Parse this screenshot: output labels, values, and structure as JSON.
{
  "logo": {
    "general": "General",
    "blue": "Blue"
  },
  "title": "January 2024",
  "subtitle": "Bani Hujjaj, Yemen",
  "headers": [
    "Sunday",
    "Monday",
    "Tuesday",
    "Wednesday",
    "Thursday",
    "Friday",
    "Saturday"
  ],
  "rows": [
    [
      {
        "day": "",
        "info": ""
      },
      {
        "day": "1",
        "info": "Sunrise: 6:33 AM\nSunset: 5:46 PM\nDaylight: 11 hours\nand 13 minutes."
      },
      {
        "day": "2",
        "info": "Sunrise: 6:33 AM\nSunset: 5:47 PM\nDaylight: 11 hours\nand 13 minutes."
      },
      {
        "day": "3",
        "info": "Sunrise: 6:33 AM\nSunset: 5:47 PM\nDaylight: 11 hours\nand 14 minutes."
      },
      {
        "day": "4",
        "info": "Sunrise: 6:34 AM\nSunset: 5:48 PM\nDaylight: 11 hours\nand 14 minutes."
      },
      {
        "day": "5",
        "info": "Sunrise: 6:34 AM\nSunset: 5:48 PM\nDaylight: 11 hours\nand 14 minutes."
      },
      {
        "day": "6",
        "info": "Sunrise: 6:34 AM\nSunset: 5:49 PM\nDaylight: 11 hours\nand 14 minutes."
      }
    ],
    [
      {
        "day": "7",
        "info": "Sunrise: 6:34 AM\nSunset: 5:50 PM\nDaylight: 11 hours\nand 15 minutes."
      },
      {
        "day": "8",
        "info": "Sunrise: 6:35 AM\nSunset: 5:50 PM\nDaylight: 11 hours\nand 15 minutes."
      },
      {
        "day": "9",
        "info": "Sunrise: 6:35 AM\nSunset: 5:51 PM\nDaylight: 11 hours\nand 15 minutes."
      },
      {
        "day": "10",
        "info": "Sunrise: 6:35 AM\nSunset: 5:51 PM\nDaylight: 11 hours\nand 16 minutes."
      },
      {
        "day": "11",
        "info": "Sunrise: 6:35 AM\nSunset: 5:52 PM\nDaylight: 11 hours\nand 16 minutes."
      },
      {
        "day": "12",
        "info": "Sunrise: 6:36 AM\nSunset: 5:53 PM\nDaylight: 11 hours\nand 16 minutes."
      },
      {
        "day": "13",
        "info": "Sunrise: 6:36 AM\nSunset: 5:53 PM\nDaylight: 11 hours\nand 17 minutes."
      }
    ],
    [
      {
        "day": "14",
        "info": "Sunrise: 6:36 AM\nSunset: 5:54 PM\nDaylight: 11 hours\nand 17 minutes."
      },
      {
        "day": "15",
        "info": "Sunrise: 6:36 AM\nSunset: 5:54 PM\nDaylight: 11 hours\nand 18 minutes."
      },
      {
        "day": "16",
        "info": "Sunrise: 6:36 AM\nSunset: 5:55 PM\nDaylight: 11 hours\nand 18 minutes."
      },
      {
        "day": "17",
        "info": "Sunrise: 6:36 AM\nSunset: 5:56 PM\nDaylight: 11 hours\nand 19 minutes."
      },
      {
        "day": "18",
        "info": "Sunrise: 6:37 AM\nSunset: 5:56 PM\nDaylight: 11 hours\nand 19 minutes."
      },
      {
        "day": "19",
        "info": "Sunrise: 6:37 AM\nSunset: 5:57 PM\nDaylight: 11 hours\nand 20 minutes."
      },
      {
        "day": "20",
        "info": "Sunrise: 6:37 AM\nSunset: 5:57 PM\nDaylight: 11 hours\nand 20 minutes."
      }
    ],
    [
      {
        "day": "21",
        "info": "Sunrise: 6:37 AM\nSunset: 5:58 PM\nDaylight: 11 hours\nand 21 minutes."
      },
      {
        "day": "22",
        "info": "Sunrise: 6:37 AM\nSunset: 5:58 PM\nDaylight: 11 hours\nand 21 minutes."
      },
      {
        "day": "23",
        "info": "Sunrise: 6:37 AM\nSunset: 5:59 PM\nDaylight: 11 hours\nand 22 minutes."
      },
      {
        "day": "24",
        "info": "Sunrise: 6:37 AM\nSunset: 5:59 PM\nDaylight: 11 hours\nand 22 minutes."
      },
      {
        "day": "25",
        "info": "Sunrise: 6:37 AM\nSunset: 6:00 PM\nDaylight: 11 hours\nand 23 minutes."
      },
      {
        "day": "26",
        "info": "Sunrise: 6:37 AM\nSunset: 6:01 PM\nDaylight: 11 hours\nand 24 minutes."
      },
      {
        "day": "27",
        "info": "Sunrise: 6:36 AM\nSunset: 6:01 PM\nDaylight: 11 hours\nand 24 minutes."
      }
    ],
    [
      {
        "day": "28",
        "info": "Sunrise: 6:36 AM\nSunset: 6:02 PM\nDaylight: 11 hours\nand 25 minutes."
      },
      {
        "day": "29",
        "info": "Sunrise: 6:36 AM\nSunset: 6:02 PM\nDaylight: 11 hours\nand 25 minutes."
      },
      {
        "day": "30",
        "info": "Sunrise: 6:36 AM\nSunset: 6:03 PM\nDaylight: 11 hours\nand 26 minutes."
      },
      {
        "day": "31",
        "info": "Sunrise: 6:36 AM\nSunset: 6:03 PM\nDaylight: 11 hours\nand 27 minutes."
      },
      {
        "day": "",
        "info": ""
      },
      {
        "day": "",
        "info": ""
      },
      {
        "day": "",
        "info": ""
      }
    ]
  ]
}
━━━━━━━━
» What is needed: Using the data above, reproduce every line exactly.

» Completed exercise:
Parse this screenshot: output labels, values, and structure as JSON.
{
  "logo": {
    "general": "General",
    "blue": "Blue"
  },
  "title": "January 2024",
  "subtitle": "Bani Hujjaj, Yemen",
  "headers": [
    "Sunday",
    "Monday",
    "Tuesday",
    "Wednesday",
    "Thursday",
    "Friday",
    "Saturday"
  ],
  "rows": [
    [
      {
        "day": "",
        "info": ""
      },
      {
        "day": "1",
        "info": "Sunrise: 6:33 AM\nSunset: 5:46 PM\nDaylight: 11 hours\nand 13 minutes."
      },
      {
        "day": "2",
        "info": "Sunrise: 6:33 AM\nSunset: 5:47 PM\nDaylight: 11 hours\nand 13 minutes."
      },
      {
        "day": "3",
        "info": "Sunrise: 6:33 AM\nSunset: 5:47 PM\nDaylight: 11 hours\nand 14 minutes."
      },
      {
        "day": "4",
        "info": "Sunrise: 6:34 AM\nSunset: 5:48 PM\nDaylight: 11 hours\nand 14 minutes."
      },
      {
        "day": "5",
        "info": "Sunrise: 6:34 AM\nSunset: 5:48 PM\nDaylight: 11 hours\nand 14 minutes."
      },
      {
        "day": "6",
        "info": "Sunrise: 6:34 AM\nSunset: 5:49 PM\nDaylight: 11 hours\nand 14 minutes."
      }
    ],
    [
      {
        "day": "7",
        "info": "Sunrise: 6:34 AM\nSunset: 5:50 PM\nDaylight: 11 hours\nand 15 minutes."
      },
      {
        "day": "8",
        "info": "Sunrise: 6:35 AM\nSunset: 5:50 PM\nDaylight: 11 hours\nand 15 minutes."
      },
      {
        "day": "9",
        "info": "Sunrise: 6:35 AM\nSunset: 5:51 PM\nDaylight: 11 hours\nand 15 minutes."
      },
      {
        "day": "10",
        "info": "Sunrise: 6:35 AM\nSunset: 5:51 PM\nDaylight: 11 hours\nand 16 minutes."
      },
      {
        "day": "11",
        "info": "Sunrise: 6:35 AM\nSunset: 5:52 PM\nDaylight: 11 hours\nand 16 minutes."
      },
      {
        "day": "12",
        "info": "Sunrise: 6:36 AM\nSunset: 5:53 PM\nDaylight: 11 hours\nand 16 minutes."
      },
      {
        "day": "13",
        "info": "Sunrise: 6:36 AM\nSunset: 5:53 PM\nDaylight: 11 hours\nand 17 minutes."
      }
    ],
    [
      {
        "day": "14",
        "info": "Sunrise: 6:36 AM\nSunset: 5:54 PM\nDaylight: 11 hours\nand 17 minutes."
      },
      {
        "day": "15",
        "info": "Sunrise: 6:36 AM\nSunset: 5:54 PM\nDaylight: 11 hours\nand 18 minutes."
      },
      {
        "day": "16",
        "info": "Sunrise: 6:36 AM\nSunset: 5:55 PM\nDaylight: 11 hours\nand 18 minutes."
      },
      {
        "day": "17",
        "info": "Sunrise: 6:36 AM\nSunset: 5:56 PM\nDaylight: 11 hours\nand 19 minutes."
      },
      {
        "day": "18",
        "info": "Sunrise: 6:37 AM\nSunset: 5:56 PM\nDaylight: 11 hours\nand 19 minutes."
      },
      {
        "day": "19",
        "info": "Sunrise: 6:37 AM\nSunset: 5:57 PM\nDaylight: 11 hours\nand 20 minutes."
      },
      {
        "day": "20",
        "info": "Sunrise: 6:37 AM\nSunset: 5:57 PM\nDaylight: 11 hours\nand 20 minutes."
      }
    ],
    [
      {
        "day": "21",
        "info": "Sunrise: 6:37 AM\nSunset: 5:58 PM\nDaylight: 11 hours\nand 21 minutes."
      },
      {
        "day": "22",
        "info": "Sunrise: 6:37 AM\nSunset: 5:58 PM\nDaylight: 11 hours\nand 21 minutes."
      },
      {
        "day": "23",
        "info": "Sunrise: 6:37 AM\nSunset: 5:59 PM\nDaylight: 11 hours\nand 22 minutes."
      },
      {
        "day": "24",
        "info": "Sunrise: 6:37 AM\nSunset: 5:59 PM\nDaylight: 11 hours\nand 22 minutes."
      },
      {
        "day": "25",
        "info": "Sunrise: 6:37 AM\nSunset: 6:00 PM\nDaylight: 11 hours\nand 23 minutes."
      },
      {
        "day": "26",
        "info": "Sunrise: 6:37 AM\nSunset: 6:01 PM\nDaylight: 11 hours\nand 24 minutes."
      },
      {
        "day": "27",
        "info": "Sunrise: 6:36 AM\nSunset: 6:01 PM\nDaylight: 11 hours\nand 24 minutes."
      }
    ],
    [
      {
        "day": "28",
        "info": "Sunrise: 6:36 AM\nSunset: 6:02 PM\nDaylight: 11 hours\nand 25 minutes."
      },
      {
        "day": "29",
        "info": "Sunrise: 6:36 AM\nSunset: 6:02 PM\nDaylight: 11 hours\nand 25 minutes."
      },
      {
        "day": "30",
        "info": "Sunrise: 6:36 AM\nSunset: 6:03 PM\nDaylight: 11 hours\nand 26 minutes."
      },
      {
        "day": "31",
        "info": "Sunrise: 6:36 AM\nSunset: 6:03 PM\nDaylight: 11 hours\nand 27 minutes."
      },
      {
        "day": "",
        "info": ""
      },
      {
        "day": "",
        "info": ""
      },
      {
        "day": "",
        "info": ""
      }
    ]
  ]
}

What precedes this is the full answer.